**Input data:**
——
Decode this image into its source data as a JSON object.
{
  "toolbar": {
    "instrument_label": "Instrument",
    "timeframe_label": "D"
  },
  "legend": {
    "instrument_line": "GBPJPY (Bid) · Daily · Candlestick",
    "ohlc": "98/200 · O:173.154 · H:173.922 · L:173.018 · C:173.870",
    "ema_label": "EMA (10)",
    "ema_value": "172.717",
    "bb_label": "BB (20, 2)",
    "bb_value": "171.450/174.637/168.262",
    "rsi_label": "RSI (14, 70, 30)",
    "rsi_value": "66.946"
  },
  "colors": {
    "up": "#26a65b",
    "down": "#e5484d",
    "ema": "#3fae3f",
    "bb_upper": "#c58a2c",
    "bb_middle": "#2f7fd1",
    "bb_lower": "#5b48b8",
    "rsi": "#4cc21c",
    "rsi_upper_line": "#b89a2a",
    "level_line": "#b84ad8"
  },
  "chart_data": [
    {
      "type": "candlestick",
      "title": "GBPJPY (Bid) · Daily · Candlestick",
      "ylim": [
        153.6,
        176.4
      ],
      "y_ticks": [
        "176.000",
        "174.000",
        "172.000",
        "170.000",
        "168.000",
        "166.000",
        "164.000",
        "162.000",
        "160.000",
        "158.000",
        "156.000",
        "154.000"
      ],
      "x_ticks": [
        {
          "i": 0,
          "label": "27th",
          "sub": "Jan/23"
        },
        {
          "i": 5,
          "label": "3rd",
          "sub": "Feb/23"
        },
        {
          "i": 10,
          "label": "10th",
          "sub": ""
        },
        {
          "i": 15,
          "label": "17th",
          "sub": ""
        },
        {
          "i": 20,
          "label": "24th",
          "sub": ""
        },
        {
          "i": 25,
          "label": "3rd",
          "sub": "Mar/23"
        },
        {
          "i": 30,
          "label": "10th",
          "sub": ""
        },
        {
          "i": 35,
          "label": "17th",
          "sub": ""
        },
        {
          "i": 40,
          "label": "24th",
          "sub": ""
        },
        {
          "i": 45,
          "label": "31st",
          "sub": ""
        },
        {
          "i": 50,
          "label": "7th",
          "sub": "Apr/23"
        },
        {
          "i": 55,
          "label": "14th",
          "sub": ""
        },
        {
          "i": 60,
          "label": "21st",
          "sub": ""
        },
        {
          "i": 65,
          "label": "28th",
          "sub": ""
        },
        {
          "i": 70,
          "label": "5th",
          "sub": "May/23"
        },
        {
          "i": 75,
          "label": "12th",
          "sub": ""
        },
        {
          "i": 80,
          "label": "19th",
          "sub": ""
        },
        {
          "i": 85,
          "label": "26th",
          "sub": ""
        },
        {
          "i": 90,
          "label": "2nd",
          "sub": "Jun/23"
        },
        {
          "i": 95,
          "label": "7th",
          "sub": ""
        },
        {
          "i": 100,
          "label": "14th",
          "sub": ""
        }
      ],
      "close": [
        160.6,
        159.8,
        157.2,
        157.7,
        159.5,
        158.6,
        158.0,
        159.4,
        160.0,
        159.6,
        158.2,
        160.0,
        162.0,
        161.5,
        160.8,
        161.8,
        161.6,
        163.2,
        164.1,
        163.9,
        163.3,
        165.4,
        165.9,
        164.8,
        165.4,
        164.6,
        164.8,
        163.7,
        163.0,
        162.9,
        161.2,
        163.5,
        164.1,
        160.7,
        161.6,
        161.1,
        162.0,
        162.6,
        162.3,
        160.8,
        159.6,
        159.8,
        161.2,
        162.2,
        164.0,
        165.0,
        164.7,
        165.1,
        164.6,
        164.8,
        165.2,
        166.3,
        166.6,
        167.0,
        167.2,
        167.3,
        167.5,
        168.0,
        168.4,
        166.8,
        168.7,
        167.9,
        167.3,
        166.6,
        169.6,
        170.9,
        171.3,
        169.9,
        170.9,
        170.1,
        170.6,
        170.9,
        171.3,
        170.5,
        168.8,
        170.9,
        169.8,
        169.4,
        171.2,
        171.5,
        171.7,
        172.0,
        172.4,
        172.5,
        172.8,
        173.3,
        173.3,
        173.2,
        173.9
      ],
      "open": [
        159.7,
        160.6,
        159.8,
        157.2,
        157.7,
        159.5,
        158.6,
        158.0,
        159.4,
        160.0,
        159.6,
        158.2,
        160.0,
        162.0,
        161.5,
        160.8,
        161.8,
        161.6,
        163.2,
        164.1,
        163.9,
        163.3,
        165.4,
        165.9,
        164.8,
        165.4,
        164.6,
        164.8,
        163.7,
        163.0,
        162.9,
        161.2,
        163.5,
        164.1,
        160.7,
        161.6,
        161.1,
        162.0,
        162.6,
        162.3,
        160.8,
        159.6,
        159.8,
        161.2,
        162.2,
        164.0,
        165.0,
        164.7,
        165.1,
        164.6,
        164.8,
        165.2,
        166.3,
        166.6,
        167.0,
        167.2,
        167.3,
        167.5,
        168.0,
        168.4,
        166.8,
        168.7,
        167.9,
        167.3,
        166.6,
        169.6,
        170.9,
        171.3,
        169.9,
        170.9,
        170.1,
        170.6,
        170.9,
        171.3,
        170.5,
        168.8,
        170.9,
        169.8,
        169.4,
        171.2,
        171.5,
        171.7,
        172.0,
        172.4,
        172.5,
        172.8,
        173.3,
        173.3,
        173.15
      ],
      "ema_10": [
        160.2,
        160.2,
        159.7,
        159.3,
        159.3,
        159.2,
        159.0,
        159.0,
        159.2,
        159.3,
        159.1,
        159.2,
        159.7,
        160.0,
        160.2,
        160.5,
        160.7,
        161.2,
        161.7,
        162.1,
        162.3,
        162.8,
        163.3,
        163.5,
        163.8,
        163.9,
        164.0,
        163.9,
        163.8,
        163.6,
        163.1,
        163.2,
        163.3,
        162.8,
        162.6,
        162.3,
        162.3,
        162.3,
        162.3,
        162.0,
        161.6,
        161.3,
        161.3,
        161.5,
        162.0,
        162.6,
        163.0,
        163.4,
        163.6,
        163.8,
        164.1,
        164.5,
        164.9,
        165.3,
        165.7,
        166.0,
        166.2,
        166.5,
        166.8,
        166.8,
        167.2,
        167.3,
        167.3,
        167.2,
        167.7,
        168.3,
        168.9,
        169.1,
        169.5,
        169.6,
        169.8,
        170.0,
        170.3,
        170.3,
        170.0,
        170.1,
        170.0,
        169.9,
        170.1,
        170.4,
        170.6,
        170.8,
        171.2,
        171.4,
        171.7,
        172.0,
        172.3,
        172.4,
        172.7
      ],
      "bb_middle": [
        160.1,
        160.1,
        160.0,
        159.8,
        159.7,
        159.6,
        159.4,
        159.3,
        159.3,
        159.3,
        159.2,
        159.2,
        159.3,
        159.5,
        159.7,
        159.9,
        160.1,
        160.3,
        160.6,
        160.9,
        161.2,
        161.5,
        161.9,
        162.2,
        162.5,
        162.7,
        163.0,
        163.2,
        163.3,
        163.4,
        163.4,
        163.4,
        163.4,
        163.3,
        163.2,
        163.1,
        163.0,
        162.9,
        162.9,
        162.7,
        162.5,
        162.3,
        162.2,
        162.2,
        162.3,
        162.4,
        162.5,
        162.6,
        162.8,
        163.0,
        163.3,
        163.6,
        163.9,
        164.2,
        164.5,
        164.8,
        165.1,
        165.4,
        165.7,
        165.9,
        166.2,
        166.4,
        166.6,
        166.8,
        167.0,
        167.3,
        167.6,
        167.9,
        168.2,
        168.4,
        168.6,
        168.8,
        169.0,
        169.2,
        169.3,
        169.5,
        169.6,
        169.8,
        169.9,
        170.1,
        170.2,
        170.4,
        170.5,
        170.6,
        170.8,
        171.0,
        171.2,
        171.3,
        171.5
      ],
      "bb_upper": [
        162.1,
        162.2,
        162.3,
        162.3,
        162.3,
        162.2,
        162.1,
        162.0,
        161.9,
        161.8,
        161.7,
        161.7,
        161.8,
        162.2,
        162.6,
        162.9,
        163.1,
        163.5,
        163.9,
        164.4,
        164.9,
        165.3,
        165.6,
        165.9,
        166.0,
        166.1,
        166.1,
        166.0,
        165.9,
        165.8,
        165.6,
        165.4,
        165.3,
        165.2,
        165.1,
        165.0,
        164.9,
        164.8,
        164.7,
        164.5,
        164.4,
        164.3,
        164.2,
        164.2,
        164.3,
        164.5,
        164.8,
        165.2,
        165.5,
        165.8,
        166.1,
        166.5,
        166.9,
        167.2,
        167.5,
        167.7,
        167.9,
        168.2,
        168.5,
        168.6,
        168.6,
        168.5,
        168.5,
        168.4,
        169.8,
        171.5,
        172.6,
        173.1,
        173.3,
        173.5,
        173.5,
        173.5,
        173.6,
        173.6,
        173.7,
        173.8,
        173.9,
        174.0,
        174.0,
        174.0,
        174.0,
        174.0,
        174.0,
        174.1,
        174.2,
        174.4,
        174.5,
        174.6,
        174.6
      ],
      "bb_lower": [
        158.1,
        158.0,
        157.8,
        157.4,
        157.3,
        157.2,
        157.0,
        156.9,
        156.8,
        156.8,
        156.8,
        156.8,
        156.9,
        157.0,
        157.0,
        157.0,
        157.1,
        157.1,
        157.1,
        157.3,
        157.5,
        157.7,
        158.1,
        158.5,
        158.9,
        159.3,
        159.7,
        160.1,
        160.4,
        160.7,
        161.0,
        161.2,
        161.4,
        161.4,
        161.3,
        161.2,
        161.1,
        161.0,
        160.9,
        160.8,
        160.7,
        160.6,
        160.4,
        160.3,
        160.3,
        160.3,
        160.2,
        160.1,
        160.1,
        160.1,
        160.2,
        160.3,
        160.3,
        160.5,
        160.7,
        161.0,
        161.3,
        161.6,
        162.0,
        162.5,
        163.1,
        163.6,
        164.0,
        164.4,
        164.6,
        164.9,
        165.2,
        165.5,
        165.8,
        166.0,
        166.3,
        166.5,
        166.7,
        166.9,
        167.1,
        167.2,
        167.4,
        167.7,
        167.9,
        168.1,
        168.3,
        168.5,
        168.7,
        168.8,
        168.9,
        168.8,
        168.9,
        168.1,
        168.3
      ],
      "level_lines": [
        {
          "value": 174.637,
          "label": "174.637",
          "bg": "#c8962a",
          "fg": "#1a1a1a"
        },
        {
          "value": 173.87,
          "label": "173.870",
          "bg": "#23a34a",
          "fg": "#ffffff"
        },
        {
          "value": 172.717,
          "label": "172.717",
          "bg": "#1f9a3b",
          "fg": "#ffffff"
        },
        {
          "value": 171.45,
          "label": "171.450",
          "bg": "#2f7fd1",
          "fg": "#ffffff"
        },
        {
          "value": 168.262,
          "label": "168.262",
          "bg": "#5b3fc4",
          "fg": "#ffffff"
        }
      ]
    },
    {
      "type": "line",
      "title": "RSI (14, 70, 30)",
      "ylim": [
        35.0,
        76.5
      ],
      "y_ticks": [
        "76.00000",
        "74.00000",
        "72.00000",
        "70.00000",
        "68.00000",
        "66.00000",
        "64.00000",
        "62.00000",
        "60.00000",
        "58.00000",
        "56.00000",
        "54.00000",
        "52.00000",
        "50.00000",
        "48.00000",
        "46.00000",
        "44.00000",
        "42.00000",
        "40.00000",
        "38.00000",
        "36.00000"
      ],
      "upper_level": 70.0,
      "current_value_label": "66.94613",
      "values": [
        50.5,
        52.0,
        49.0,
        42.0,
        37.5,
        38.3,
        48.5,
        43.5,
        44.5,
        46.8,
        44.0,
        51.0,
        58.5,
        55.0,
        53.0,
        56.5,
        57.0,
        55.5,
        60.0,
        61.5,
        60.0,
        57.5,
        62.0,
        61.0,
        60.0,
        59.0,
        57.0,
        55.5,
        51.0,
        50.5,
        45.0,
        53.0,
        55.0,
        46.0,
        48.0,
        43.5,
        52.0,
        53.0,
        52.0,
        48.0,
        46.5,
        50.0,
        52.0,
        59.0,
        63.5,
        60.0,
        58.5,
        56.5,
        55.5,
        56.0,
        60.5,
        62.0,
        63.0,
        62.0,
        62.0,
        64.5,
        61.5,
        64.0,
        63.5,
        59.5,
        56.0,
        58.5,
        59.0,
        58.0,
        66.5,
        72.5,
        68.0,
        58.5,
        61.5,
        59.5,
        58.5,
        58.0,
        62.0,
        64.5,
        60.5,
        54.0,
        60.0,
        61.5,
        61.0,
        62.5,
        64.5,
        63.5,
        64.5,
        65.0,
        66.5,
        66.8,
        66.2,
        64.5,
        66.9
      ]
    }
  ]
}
——
**Problem:** Each line of the material that holds the string "title" counts once; give the total alone.

**Exercise response:** 2